### Set task
Extract the full listing verbatim and drop any pictures from your copy.

### Source data
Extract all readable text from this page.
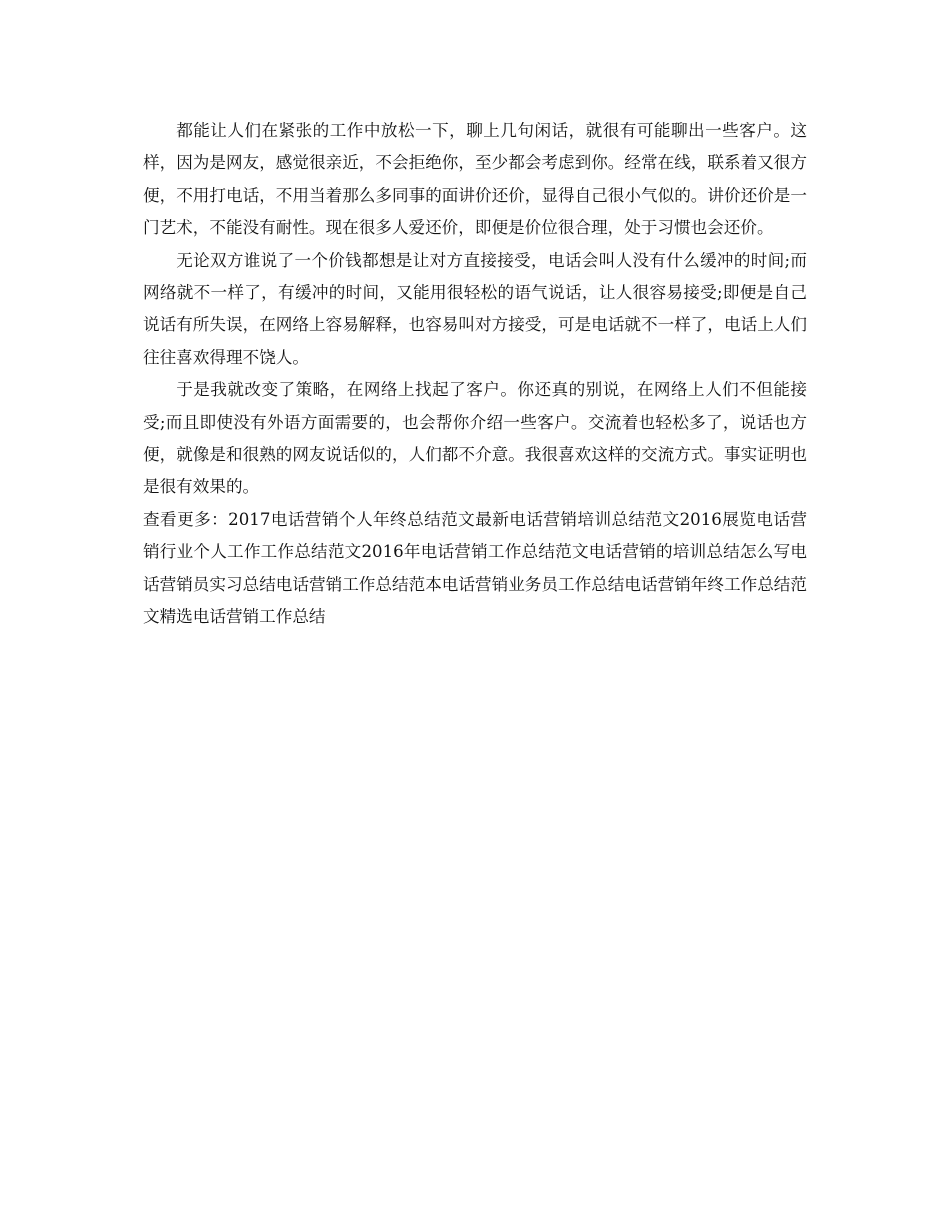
都能让人们在紧张的工作中放松一下，聊上几句闲话，就很有可能聊出一些客户。这样，因为是网友，感觉很亲近，不会拒绝你，至少都会考虑到你。经常在线，联系着又很方便，不用打电话，不用当着那么多同事的面讲价还价，显得自己很小气似的。讲价还价是一门艺术，不能没有耐性。现在很多人爱还价，即便是价位很合理，处于习惯也会还价。

无论双方谁说了一个价钱都想是让对方直接接受，电话会叫人没有什么缓冲的时间;而网络就不一样了，有缓冲的时间，又能用很轻松的语气说话，让人很容易接受;即便是自己说话有所失误，在网络上容易解释，也容易叫对方接受，可是电话就不一样了，电话上人们往往喜欢得理不饶人。

于是我就改变了策略，在网络上找起了客户。你还真的别说，在网络上人们不但能接受;而且即使没有外语方面需要的，也会帮你介绍一些客户。交流着也轻松多了，说话也方便，就像是和很熟的网友说话似的，人们都不介意。我很喜欢这样的交流方式。事实证明也是很有效果的。

查看更多：2017电话营销个人年终总结范文最新电话营销培训总结范文2016展览电话营销行业个人工作工作总结范文2016年电话营销工作总结范文电话营销的培训总结怎么写电话营销员实习总结电话营销工作总结范本电话营销业务员工作总结电话营销年终工作总结范文精选电话营销工作总结
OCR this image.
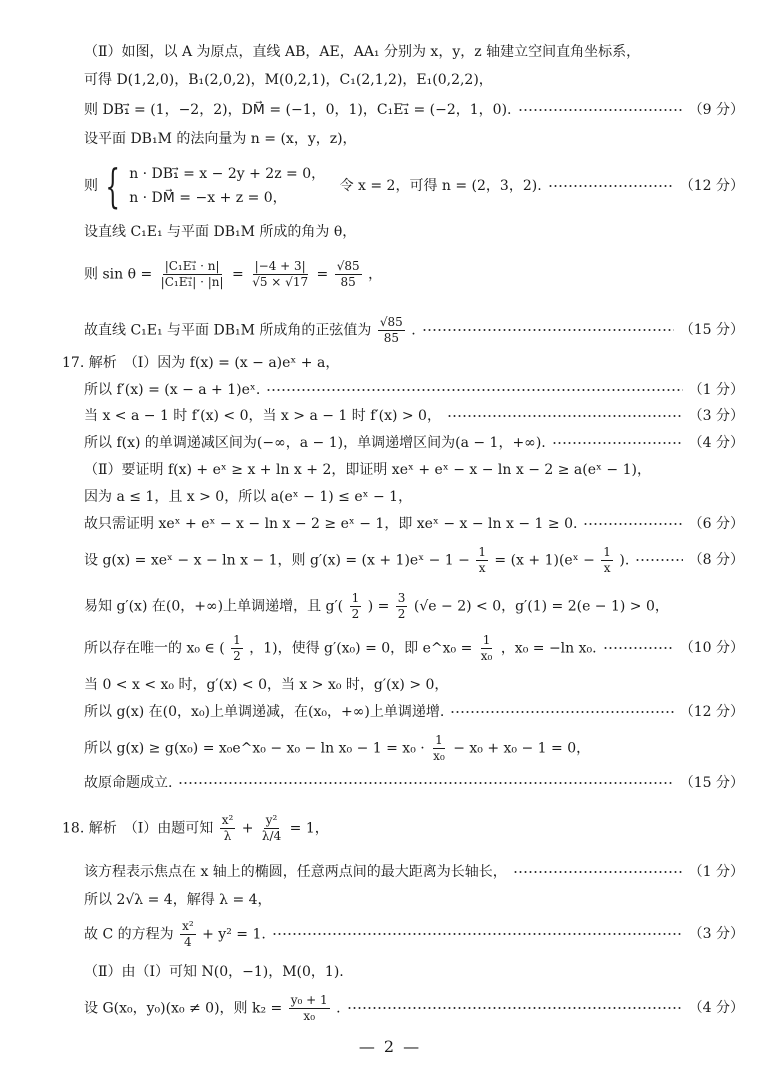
（Ⅱ）如图，以 A 为原点，直线 AB，AE，AA₁ 分别为 x，y，z 轴建立空间直角坐标系，
可得 D(1,2,0)，B₁(2,0,2)，M(0,2,1)，C₁(2,1,2)，E₁(0,2,2)，
则 DB₁⃗ = (1，−2，2)，DM⃗ = (−1，0，1)，C₁E₁⃗ = (−2，1，0).	（9 分）
设平面 DB₁M 的法向量为 n = (x，y，z)，
则 { n · DB₁⃗ = x − 2y + 2z = 0，
n · DM⃗ = −x + z = 0，
令 x = 2，可得 n = (2，3，2).	（12 分）
设直线 C₁E₁ 与平面 DB₁M 所成的角为 θ，
则 $\sin \theta = \frac{\text{|C₁E₁⃗ · n|}}{\text{|C₁E₁⃗| · |n|}} = \frac{|-4 + 3|}{√5 \times √17} = \frac{√85}{85}$ ，
故直线 C₁E₁ 与平面 DB₁M 所成角的正弦值为 $\frac{√85}{85}$ .	（15 分）
17. 解析　（Ⅰ）因为 f(x) = (x − a)eˣ + a，
所以 f′(x) = (x − a + 1)eˣ.	（1 分）
当 x < a − 1 时 f′(x) < 0，当 x > a − 1 时 f′(x) > 0，	（3 分）
所以 f(x) 的单调递减区间为(−∞，a − 1)，单调递增区间为(a − 1，+∞).	（4 分）
（Ⅱ）要证明 f(x) + eˣ ≥ x + ln x + 2，即证明 xeˣ + eˣ − x − ln x − 2 ≥ a(eˣ − 1)，
因为 a ≤ 1，且 x > 0，所以 a(eˣ − 1) ≤ eˣ − 1，
故只需证明 xeˣ + eˣ − x − ln x − 2 ≥ eˣ − 1，即 xeˣ − x − ln x − 1 ≥ 0.	（6 分）
设 g(x) = xeˣ − x − ln x − 1，则 g′(x) = (x + 1)eˣ − $1 - \frac{1}{x} = (x$ + 1)(eˣ − $\frac{1}{x}$ ).	（8 分）
易知 g′(x) 在(0，+∞)上单调递增，且 $g'( \frac{1}{2}$ ) = $\frac{3}{2} (√e - 2) < 0$，g′(1) = 2(e − 1) > 0，
所以存在唯一的 x₀ ∈ ( $\frac{1}{2}$ ，1)，使得 g′(x₀) = 0，即 e^x₀ = $\frac{1}{\text{x₀}}$ ，x₀ = −ln x₀.	（10 分）
当 0 < x < x₀ 时，g′(x) < 0，当 x > x₀ 时，g′(x) > 0，
所以 g(x) 在(0，x₀)上单调递减，在(x₀，+∞)上单调递增.	（12 分）
所以 g(x) ≥ g(x₀) = x₀e^x₀ − $x_0 - \ln x_0 - 1 = x_0 \cdot \frac{1}{\text{x₀}} - x_0 + x_0 - 1 = 0$，
故原命题成立.	（15 分）
18. 解析　（Ⅰ）由题可知 $\frac{\text{x²}}{\lambda} + \frac{\text{y²}}{\lambda/4} = 1$，
该方程表示焦点在 x 轴上的椭圆，任意两点间的最大距离为长轴长，	（1 分）
所以 2√λ = 4，解得 λ = 4，
故 C 的方程为 $\frac{\text{x²}}{4} + y^2 = 1$.	（3 分）
（Ⅱ）由（Ⅰ）可知 N(0，−1)，M(0，1).
设 G(x₀，y₀)(x₀ ≠ 0)，则 $k_2 = \frac{\text{y₀ + 1}}{\text{x₀}}$ .	（4 分）
— 2 —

### Reply
Extract all readable text from this page.
都能让人们在紧张的工作中放松一下，聊上几句闲话，就很有可能聊出一些客户。这样，因为是网友，感觉很亲近，不会拒绝你，至少都会考虑到你。经常在线，联系着又很方便，不用打电话，不用当着那么多同事的面讲价还价，显得自己很小气似的。讲价还价是一门艺术，不能没有耐性。现在很多人爱还价，即便是价位很合理，处于习惯也会还价。

无论双方谁说了一个价钱都想是让对方直接接受，电话会叫人没有什么缓冲的时间;而网络就不一样了，有缓冲的时间，又能用很轻松的语气说话，让人很容易接受;即便是自己说话有所失误，在网络上容易解释，也容易叫对方接受，可是电话就不一样了，电话上人们往往喜欢得理不饶人。

于是我就改变了策略，在网络上找起了客户。你还真的别说，在网络上人们不但能接受;而且即使没有外语方面需要的，也会帮你介绍一些客户。交流着也轻松多了，说话也方便，就像是和很熟的网友说话似的，人们都不介意。我很喜欢这样的交流方式。事实证明也是很有效果的。

查看更多：2017电话营销个人年终总结范文最新电话营销培训总结范文2016展览电话营销行业个人工作工作总结范文2016年电话营销工作总结范文电话营销的培训总结怎么写电话营销员实习总结电话营销工作总结范本电话营销业务员工作总结电话营销年终工作总结范文精选电话营销工作总结
OCR this image.
（Ⅱ）如图，以 A 为原点，直线 AB，AE，AA₁ 分别为 x，y，z 轴建立空间直角坐标系，
可得 D(1,2,0)，B₁(2,0,2)，M(0,2,1)，C₁(2,1,2)，E₁(0,2,2)，
则 DB₁⃗ = (1，−2，2)，DM⃗ = (−1，0，1)，C₁E₁⃗ = (−2，1，0).	（9 分）
设平面 DB₁M 的法向量为 n = (x，y，z)，
则 { n · DB₁⃗ = x − 2y + 2z = 0，
n · DM⃗ = −x + z = 0，
令 x = 2，可得 n = (2，3，2).	（12 分）
设直线 C₁E₁ 与平面 DB₁M 所成的角为 θ，
则 $\sin \theta = \frac{\text{|C₁E₁⃗ · n|}}{\text{|C₁E₁⃗| · |n|}} = \frac{|-4 + 3|}{√5 \times √17} = \frac{√85}{85}$ ，
故直线 C₁E₁ 与平面 DB₁M 所成角的正弦值为 $\frac{√85}{85}$ .	（15 分）
17. 解析　（Ⅰ）因为 f(x) = (x − a)eˣ + a，
所以 f′(x) = (x − a + 1)eˣ.	（1 分）
当 x < a − 1 时 f′(x) < 0，当 x > a − 1 时 f′(x) > 0，	（3 分）
所以 f(x) 的单调递减区间为(−∞，a − 1)，单调递增区间为(a − 1，+∞).	（4 分）
（Ⅱ）要证明 f(x) + eˣ ≥ x + ln x + 2，即证明 xeˣ + eˣ − x − ln x − 2 ≥ a(eˣ − 1)，
因为 a ≤ 1，且 x > 0，所以 a(eˣ − 1) ≤ eˣ − 1，
故只需证明 xeˣ + eˣ − x − ln x − 2 ≥ eˣ − 1，即 xeˣ − x − ln x − 1 ≥ 0.	（6 分）
设 g(x) = xeˣ − x − ln x − 1，则 g′(x) = (x + 1)eˣ − $1 - \frac{1}{x} = (x$ + 1)(eˣ − $\frac{1}{x}$ ).	（8 分）
易知 g′(x) 在(0，+∞)上单调递增，且 $g'( \frac{1}{2}$ ) = $\frac{3}{2} (√e - 2) < 0$，g′(1) = 2(e − 1) > 0，
所以存在唯一的 x₀ ∈ ( $\frac{1}{2}$ ，1)，使得 g′(x₀) = 0，即 e^x₀ = $\frac{1}{\text{x₀}}$ ，x₀ = −ln x₀.	（10 分）
当 0 < x < x₀ 时，g′(x) < 0，当 x > x₀ 时，g′(x) > 0，
所以 g(x) 在(0，x₀)上单调递减，在(x₀，+∞)上单调递增.	（12 分）
所以 g(x) ≥ g(x₀) = x₀e^x₀ − $x_0 - \ln x_0 - 1 = x_0 \cdot \frac{1}{\text{x₀}} - x_0 + x_0 - 1 = 0$，
故原命题成立.	（15 分）
18. 解析　（Ⅰ）由题可知 $\frac{\text{x²}}{\lambda} + \frac{\text{y²}}{\lambda/4} = 1$，
该方程表示焦点在 x 轴上的椭圆，任意两点间的最大距离为长轴长，	（1 分）
所以 2√λ = 4，解得 λ = 4，
故 C 的方程为 $\frac{\text{x²}}{4} + y^2 = 1$.	（3 分）
（Ⅱ）由（Ⅰ）可知 N(0，−1)，M(0，1).
设 G(x₀，y₀)(x₀ ≠ 0)，则 $k_2 = \frac{\text{y₀ + 1}}{\text{x₀}}$ .	（4 分）
— 2 —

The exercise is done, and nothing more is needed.